## What to produce
Exactly as written, retype the listing below, omitting the pictures.
##############################
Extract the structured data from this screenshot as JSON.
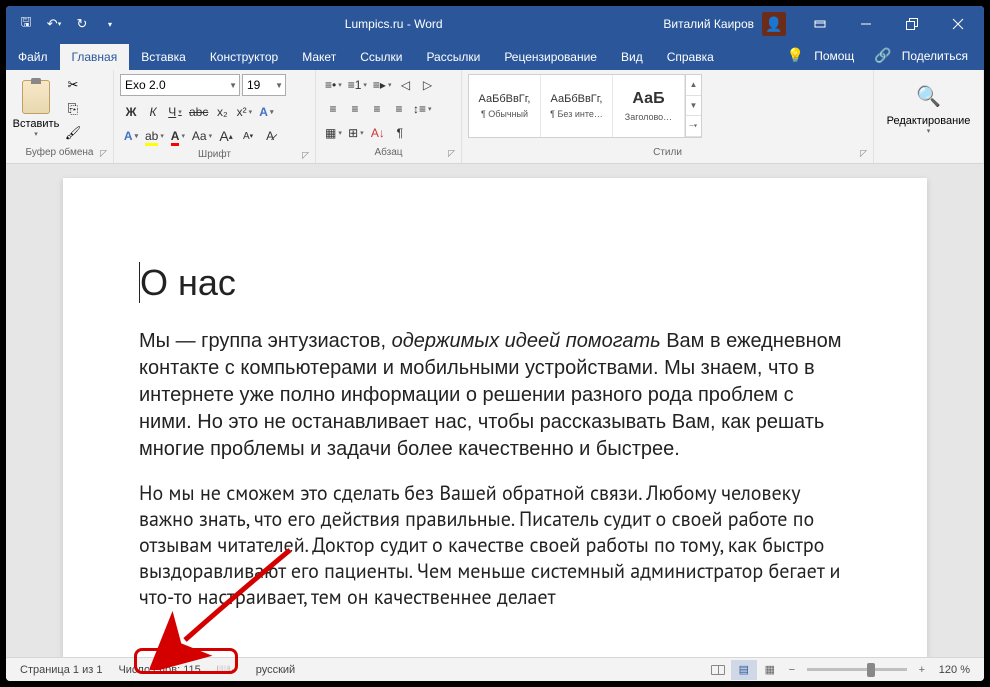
{
  "titlebar": {
    "title": "Lumpics.ru - Word",
    "user": "Виталий Каиров"
  },
  "tabs": {
    "file": "Файл",
    "items": [
      "Главная",
      "Вставка",
      "Конструктор",
      "Макет",
      "Ссылки",
      "Рассылки",
      "Рецензирование",
      "Вид",
      "Справка"
    ],
    "active_index": 0,
    "help": "Помощ",
    "share": "Поделиться"
  },
  "ribbon": {
    "clipboard": {
      "paste": "Вставить",
      "label": "Буфер обмена"
    },
    "font": {
      "name": "Exo 2.0",
      "size": "19",
      "bold": "Ж",
      "italic": "К",
      "underline": "Ч",
      "strike": "abc",
      "sub": "x₂",
      "sup": "x",
      "effects": "A",
      "highlight": "ab",
      "color": "A",
      "case": "Aa",
      "grow": "A",
      "shrink": "A",
      "clear": "A",
      "label": "Шрифт"
    },
    "paragraph": {
      "label": "Абзац"
    },
    "styles": {
      "items": [
        {
          "preview": "АаБбВвГг,",
          "name": "¶ Обычный"
        },
        {
          "preview": "АаБбВвГг,",
          "name": "¶ Без инте…"
        },
        {
          "preview": "АаБ",
          "name": "Заголово…"
        }
      ],
      "label": "Стили"
    },
    "editing": {
      "label": "Редактирование"
    }
  },
  "document": {
    "heading": "О нас",
    "p1_a": "Мы — группа энтузиастов, ",
    "p1_em": "одержимых идеей помогать",
    "p1_b": " Вам в ежедневном контакте с компьютерами и мобильными устройствами. Мы знаем, что в интернете уже полно информации о решении разного рода проблем с ними. Но это не останавливает нас, чтобы рассказывать Вам, как решать многие проблемы и задачи более качественно и быстрее.",
    "p2": "Но мы не сможем это сделать без Вашей обратной связи. Любому человеку важно знать, что его действия правильные. Писатель судит о своей работе по отзывам читателей. Доктор судит о качестве своей работы по тому, как быстро выздоравливают его пациенты. Чем меньше системный администратор бегает и что-то настраивает, тем он качественнее делает"
  },
  "statusbar": {
    "page": "Страница 1 из 1",
    "words": "Число слов: 115",
    "language": "русский",
    "zoom": "120 %"
  }
}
##############################
## Response below
Extract the structured data from this screenshot as JSON.
{
  "titlebar": {
    "title": "Lumpics.ru - Word",
    "user": "Виталий Каиров"
  },
  "tabs": {
    "file": "Файл",
    "items": [
      "Главная",
      "Вставка",
      "Конструктор",
      "Макет",
      "Ссылки",
      "Рассылки",
      "Рецензирование",
      "Вид",
      "Справка"
    ],
    "active_index": 0,
    "help": "Помощ",
    "share": "Поделиться"
  },
  "ribbon": {
    "clipboard": {
      "paste": "Вставить",
      "label": "Буфер обмена"
    },
    "font": {
      "name": "Exo 2.0",
      "size": "19",
      "bold": "Ж",
      "italic": "К",
      "underline": "Ч",
      "strike": "abc",
      "sub": "x₂",
      "sup": "x",
      "effects": "A",
      "highlight": "ab",
      "color": "A",
      "case": "Aa",
      "grow": "A",
      "shrink": "A",
      "clear": "A",
      "label": "Шрифт"
    },
    "paragraph": {
      "label": "Абзац"
    },
    "styles": {
      "items": [
        {
          "preview": "АаБбВвГг,",
          "name": "¶ Обычный"
        },
        {
          "preview": "АаБбВвГг,",
          "name": "¶ Без инте…"
        },
        {
          "preview": "АаБ",
          "name": "Заголово…"
        }
      ],
      "label": "Стили"
    },
    "editing": {
      "label": "Редактирование"
    }
  },
  "document": {
    "heading": "О нас",
    "p1_a": "Мы — группа энтузиастов, ",
    "p1_em": "одержимых идеей помогать",
    "p1_b": " Вам в ежедневном контакте с компьютерами и мобильными устройствами. Мы знаем, что в интернете уже полно информации о решении разного рода проблем с ними. Но это не останавливает нас, чтобы рассказывать Вам, как решать многие проблемы и задачи более качественно и быстрее.",
    "p2": "Но мы не сможем это сделать без Вашей обратной связи. Любому человеку важно знать, что его действия правильные. Писатель судит о своей работе по отзывам читателей. Доктор судит о качестве своей работы по тому, как быстро выздоравливают его пациенты. Чем меньше системный администратор бегает и что-то настраивает, тем он качественнее делает"
  },
  "statusbar": {
    "page": "Страница 1 из 1",
    "words": "Число слов: 115",
    "language": "русский",
    "zoom": "120 %"
  }
}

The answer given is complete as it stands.